Records from a collection of figures:
◆ ◆ ◆

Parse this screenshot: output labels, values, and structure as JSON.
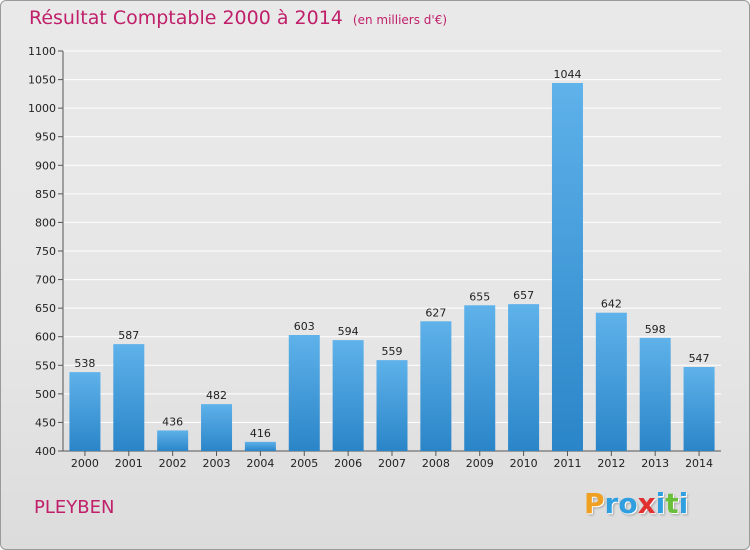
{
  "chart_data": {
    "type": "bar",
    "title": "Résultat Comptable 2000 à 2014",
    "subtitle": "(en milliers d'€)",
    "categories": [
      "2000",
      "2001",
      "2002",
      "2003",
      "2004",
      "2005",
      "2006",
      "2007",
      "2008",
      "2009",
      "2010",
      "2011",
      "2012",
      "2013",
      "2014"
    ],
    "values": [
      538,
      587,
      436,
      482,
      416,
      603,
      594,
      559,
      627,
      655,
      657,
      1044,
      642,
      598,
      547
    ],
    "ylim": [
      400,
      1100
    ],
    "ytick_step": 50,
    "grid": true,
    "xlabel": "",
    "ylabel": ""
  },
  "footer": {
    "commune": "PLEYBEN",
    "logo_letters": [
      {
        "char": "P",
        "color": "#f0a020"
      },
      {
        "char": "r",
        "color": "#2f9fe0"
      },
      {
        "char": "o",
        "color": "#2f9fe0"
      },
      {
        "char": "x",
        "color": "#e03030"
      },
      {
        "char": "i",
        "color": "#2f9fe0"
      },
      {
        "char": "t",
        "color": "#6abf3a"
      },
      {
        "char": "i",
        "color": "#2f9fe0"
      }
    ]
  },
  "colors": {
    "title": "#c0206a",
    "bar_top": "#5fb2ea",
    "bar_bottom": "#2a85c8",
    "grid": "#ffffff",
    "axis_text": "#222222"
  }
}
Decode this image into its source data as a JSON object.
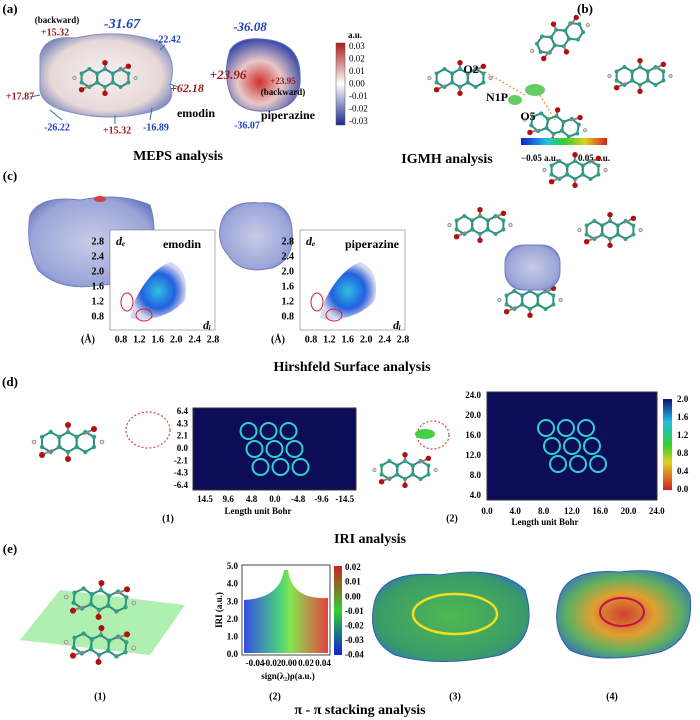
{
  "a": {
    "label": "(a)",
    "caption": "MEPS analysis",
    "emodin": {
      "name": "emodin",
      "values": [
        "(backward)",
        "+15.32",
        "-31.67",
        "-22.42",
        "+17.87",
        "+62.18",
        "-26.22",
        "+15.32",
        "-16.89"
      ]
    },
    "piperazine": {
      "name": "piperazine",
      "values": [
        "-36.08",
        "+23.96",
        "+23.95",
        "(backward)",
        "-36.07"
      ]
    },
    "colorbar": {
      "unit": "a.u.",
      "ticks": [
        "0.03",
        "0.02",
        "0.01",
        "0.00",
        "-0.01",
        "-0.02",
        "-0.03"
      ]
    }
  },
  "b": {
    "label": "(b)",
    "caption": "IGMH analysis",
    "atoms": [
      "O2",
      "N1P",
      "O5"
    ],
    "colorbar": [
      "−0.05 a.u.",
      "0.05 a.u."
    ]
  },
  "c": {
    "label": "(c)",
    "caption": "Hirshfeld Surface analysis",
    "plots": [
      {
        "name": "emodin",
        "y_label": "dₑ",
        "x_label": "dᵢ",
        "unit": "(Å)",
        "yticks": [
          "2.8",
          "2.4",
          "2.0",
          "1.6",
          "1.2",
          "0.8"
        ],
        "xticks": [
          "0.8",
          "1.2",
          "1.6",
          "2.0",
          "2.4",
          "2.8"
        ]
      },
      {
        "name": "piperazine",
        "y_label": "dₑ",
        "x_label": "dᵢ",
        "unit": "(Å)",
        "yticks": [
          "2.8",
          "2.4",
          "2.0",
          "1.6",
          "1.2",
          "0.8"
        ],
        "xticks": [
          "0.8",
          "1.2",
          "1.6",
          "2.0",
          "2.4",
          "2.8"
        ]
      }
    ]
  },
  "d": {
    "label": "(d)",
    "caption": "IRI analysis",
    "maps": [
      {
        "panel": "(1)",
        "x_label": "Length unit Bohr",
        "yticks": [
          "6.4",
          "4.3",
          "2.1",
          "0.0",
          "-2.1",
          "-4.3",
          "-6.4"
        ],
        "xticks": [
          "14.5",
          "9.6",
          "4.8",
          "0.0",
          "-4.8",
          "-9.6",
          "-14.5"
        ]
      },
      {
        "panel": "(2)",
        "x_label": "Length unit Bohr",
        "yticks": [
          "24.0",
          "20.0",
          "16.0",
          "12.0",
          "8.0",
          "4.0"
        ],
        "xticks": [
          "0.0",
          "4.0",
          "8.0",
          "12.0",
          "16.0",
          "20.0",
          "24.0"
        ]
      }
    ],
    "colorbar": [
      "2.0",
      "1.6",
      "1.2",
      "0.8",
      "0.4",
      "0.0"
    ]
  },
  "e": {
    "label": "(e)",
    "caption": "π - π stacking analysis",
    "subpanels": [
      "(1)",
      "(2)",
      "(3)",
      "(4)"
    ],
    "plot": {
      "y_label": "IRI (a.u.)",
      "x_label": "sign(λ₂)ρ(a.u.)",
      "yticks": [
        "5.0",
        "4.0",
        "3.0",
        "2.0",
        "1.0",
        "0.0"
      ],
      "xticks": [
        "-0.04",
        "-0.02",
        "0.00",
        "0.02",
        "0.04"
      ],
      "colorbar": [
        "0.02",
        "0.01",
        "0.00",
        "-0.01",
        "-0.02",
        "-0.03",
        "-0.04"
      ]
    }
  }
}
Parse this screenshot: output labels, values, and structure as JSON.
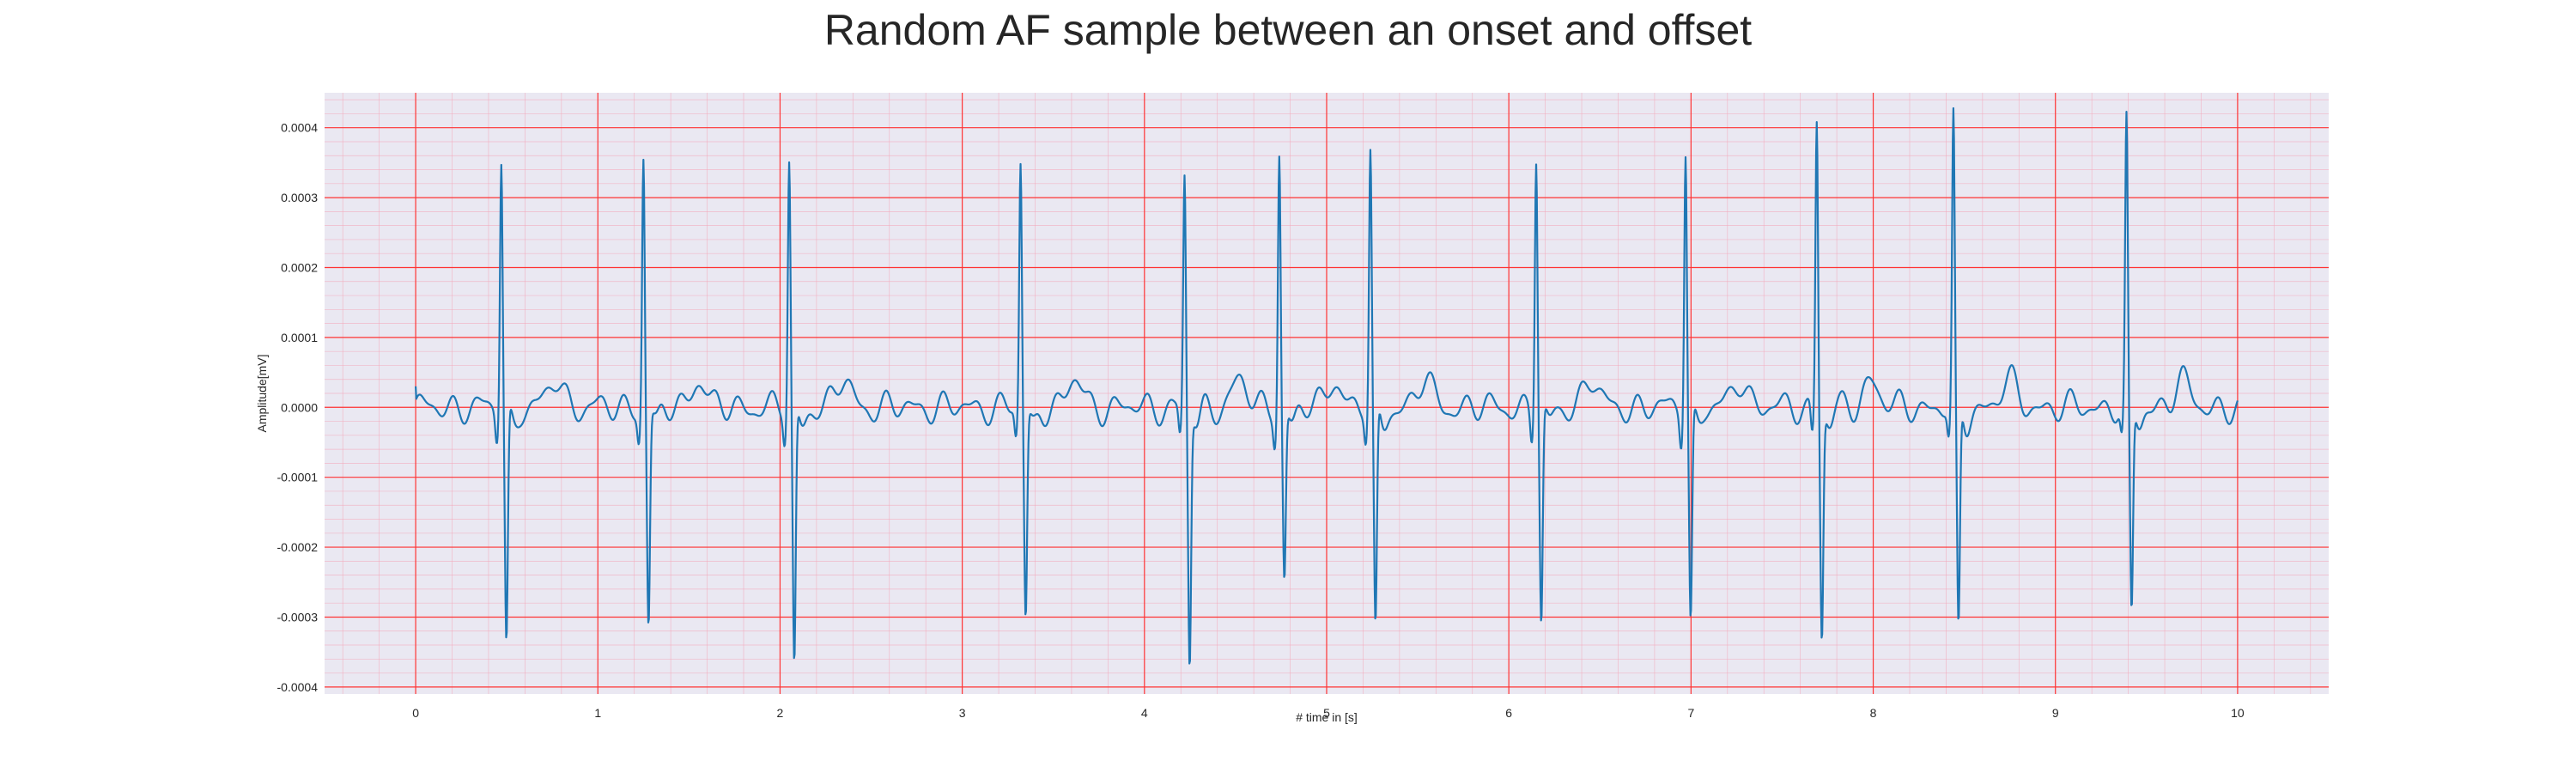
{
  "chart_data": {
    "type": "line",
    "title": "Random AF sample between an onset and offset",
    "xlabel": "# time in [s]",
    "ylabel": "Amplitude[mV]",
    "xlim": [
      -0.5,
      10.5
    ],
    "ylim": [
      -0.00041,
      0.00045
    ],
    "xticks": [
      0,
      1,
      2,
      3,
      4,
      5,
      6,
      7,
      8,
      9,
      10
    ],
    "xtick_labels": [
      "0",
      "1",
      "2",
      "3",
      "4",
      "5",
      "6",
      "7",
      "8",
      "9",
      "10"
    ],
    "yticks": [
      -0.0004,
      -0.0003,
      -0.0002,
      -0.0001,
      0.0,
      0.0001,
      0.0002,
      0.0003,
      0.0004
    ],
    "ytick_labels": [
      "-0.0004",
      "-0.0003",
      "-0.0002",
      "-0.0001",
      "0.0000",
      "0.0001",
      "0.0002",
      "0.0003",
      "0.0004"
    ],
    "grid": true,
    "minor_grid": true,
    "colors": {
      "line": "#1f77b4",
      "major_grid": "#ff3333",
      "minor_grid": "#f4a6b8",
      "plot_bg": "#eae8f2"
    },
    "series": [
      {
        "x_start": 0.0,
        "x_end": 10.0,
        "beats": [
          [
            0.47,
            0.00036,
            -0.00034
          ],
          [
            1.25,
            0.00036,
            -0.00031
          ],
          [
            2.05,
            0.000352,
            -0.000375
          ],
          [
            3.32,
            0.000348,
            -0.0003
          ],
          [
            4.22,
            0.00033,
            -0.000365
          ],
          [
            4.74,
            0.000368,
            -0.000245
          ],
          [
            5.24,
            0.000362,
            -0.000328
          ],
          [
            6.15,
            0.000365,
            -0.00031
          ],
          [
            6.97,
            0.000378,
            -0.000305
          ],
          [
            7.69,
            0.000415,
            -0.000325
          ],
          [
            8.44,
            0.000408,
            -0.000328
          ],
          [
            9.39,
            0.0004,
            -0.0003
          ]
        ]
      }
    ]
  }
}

◆ ◆ ◆

The listing above must be printed again exactly, minus its pictures.

Parse this screenshot: output labels, values, and structure as JSON.
{
  "chart_data": {
    "type": "bar",
    "title": "Résultat Comptable 2000 à 2014",
    "subtitle": "(en milliers d'€)",
    "categories": [
      "2000",
      "2001",
      "2002",
      "2003",
      "2004",
      "2005",
      "2006",
      "2007",
      "2008",
      "2009",
      "2010",
      "2011",
      "2012",
      "2013",
      "2014"
    ],
    "values": [
      538,
      587,
      436,
      482,
      416,
      603,
      594,
      559,
      627,
      655,
      657,
      1044,
      642,
      598,
      547
    ],
    "ylim": [
      400,
      1100
    ],
    "ytick_step": 50,
    "grid": true,
    "xlabel": "",
    "ylabel": ""
  },
  "footer": {
    "commune": "PLEYBEN",
    "logo_letters": [
      {
        "char": "P",
        "color": "#f0a020"
      },
      {
        "char": "r",
        "color": "#2f9fe0"
      },
      {
        "char": "o",
        "color": "#2f9fe0"
      },
      {
        "char": "x",
        "color": "#e03030"
      },
      {
        "char": "i",
        "color": "#2f9fe0"
      },
      {
        "char": "t",
        "color": "#6abf3a"
      },
      {
        "char": "i",
        "color": "#2f9fe0"
      }
    ]
  },
  "colors": {
    "title": "#c0206a",
    "bar_top": "#5fb2ea",
    "bar_bottom": "#2a85c8",
    "grid": "#ffffff",
    "axis_text": "#222222"
  }
}
Decode this image into its source data as a JSON object.
{
  "a": {
    "label": "(a)",
    "caption": "MEPS analysis",
    "emodin": {
      "name": "emodin",
      "values": [
        "(backward)",
        "+15.32",
        "-31.67",
        "-22.42",
        "+17.87",
        "+62.18",
        "-26.22",
        "+15.32",
        "-16.89"
      ]
    },
    "piperazine": {
      "name": "piperazine",
      "values": [
        "-36.08",
        "+23.96",
        "+23.95",
        "(backward)",
        "-36.07"
      ]
    },
    "colorbar": {
      "unit": "a.u.",
      "ticks": [
        "0.03",
        "0.02",
        "0.01",
        "0.00",
        "-0.01",
        "-0.02",
        "-0.03"
      ]
    }
  },
  "b": {
    "label": "(b)",
    "caption": "IGMH analysis",
    "atoms": [
      "O2",
      "N1P",
      "O5"
    ],
    "colorbar": [
      "−0.05 a.u.",
      "0.05 a.u."
    ]
  },
  "c": {
    "label": "(c)",
    "caption": "Hirshfeld Surface analysis",
    "plots": [
      {
        "name": "emodin",
        "y_label": "dₑ",
        "x_label": "dᵢ",
        "unit": "(Å)",
        "yticks": [
          "2.8",
          "2.4",
          "2.0",
          "1.6",
          "1.2",
          "0.8"
        ],
        "xticks": [
          "0.8",
          "1.2",
          "1.6",
          "2.0",
          "2.4",
          "2.8"
        ]
      },
      {
        "name": "piperazine",
        "y_label": "dₑ",
        "x_label": "dᵢ",
        "unit": "(Å)",
        "yticks": [
          "2.8",
          "2.4",
          "2.0",
          "1.6",
          "1.2",
          "0.8"
        ],
        "xticks": [
          "0.8",
          "1.2",
          "1.6",
          "2.0",
          "2.4",
          "2.8"
        ]
      }
    ]
  },
  "d": {
    "label": "(d)",
    "caption": "IRI analysis",
    "maps": [
      {
        "panel": "(1)",
        "x_label": "Length unit Bohr",
        "yticks": [
          "6.4",
          "4.3",
          "2.1",
          "0.0",
          "-2.1",
          "-4.3",
          "-6.4"
        ],
        "xticks": [
          "14.5",
          "9.6",
          "4.8",
          "0.0",
          "-4.8",
          "-9.6",
          "-14.5"
        ]
      },
      {
        "panel": "(2)",
        "x_label": "Length unit Bohr",
        "yticks": [
          "24.0",
          "20.0",
          "16.0",
          "12.0",
          "8.0",
          "4.0"
        ],
        "xticks": [
          "0.0",
          "4.0",
          "8.0",
          "12.0",
          "16.0",
          "20.0",
          "24.0"
        ]
      }
    ],
    "colorbar": [
      "2.0",
      "1.6",
      "1.2",
      "0.8",
      "0.4",
      "0.0"
    ]
  },
  "e": {
    "label": "(e)",
    "caption": "π - π stacking analysis",
    "subpanels": [
      "(1)",
      "(2)",
      "(3)",
      "(4)"
    ],
    "plot": {
      "y_label": "IRI (a.u.)",
      "x_label": "sign(λ₂)ρ(a.u.)",
      "yticks": [
        "5.0",
        "4.0",
        "3.0",
        "2.0",
        "1.0",
        "0.0"
      ],
      "xticks": [
        "-0.04",
        "-0.02",
        "0.00",
        "0.02",
        "0.04"
      ],
      "colorbar": [
        "0.02",
        "0.01",
        "0.00",
        "-0.01",
        "-0.02",
        "-0.03",
        "-0.04"
      ]
    }
  }
}
Parse this screenshot: output labels, values, and structure as JSON.
{
  "chart_data": {
    "type": "line",
    "title": "Random AF sample between an onset and offset",
    "xlabel": "# time in [s]",
    "ylabel": "Amplitude[mV]",
    "xlim": [
      -0.5,
      10.5
    ],
    "ylim": [
      -0.00041,
      0.00045
    ],
    "xticks": [
      0,
      1,
      2,
      3,
      4,
      5,
      6,
      7,
      8,
      9,
      10
    ],
    "xtick_labels": [
      "0",
      "1",
      "2",
      "3",
      "4",
      "5",
      "6",
      "7",
      "8",
      "9",
      "10"
    ],
    "yticks": [
      -0.0004,
      -0.0003,
      -0.0002,
      -0.0001,
      0.0,
      0.0001,
      0.0002,
      0.0003,
      0.0004
    ],
    "ytick_labels": [
      "-0.0004",
      "-0.0003",
      "-0.0002",
      "-0.0001",
      "0.0000",
      "0.0001",
      "0.0002",
      "0.0003",
      "0.0004"
    ],
    "grid": true,
    "minor_grid": true,
    "colors": {
      "line": "#1f77b4",
      "major_grid": "#ff3333",
      "minor_grid": "#f4a6b8",
      "plot_bg": "#eae8f2"
    },
    "series": [
      {
        "x_start": 0.0,
        "x_end": 10.0,
        "beats": [
          [
            0.47,
            0.00036,
            -0.00034
          ],
          [
            1.25,
            0.00036,
            -0.00031
          ],
          [
            2.05,
            0.000352,
            -0.000375
          ],
          [
            3.32,
            0.000348,
            -0.0003
          ],
          [
            4.22,
            0.00033,
            -0.000365
          ],
          [
            4.74,
            0.000368,
            -0.000245
          ],
          [
            5.24,
            0.000362,
            -0.000328
          ],
          [
            6.15,
            0.000365,
            -0.00031
          ],
          [
            6.97,
            0.000378,
            -0.000305
          ],
          [
            7.69,
            0.000415,
            -0.000325
          ],
          [
            8.44,
            0.000408,
            -0.000328
          ],
          [
            9.39,
            0.0004,
            -0.0003
          ]
        ]
      }
    ]
  }
}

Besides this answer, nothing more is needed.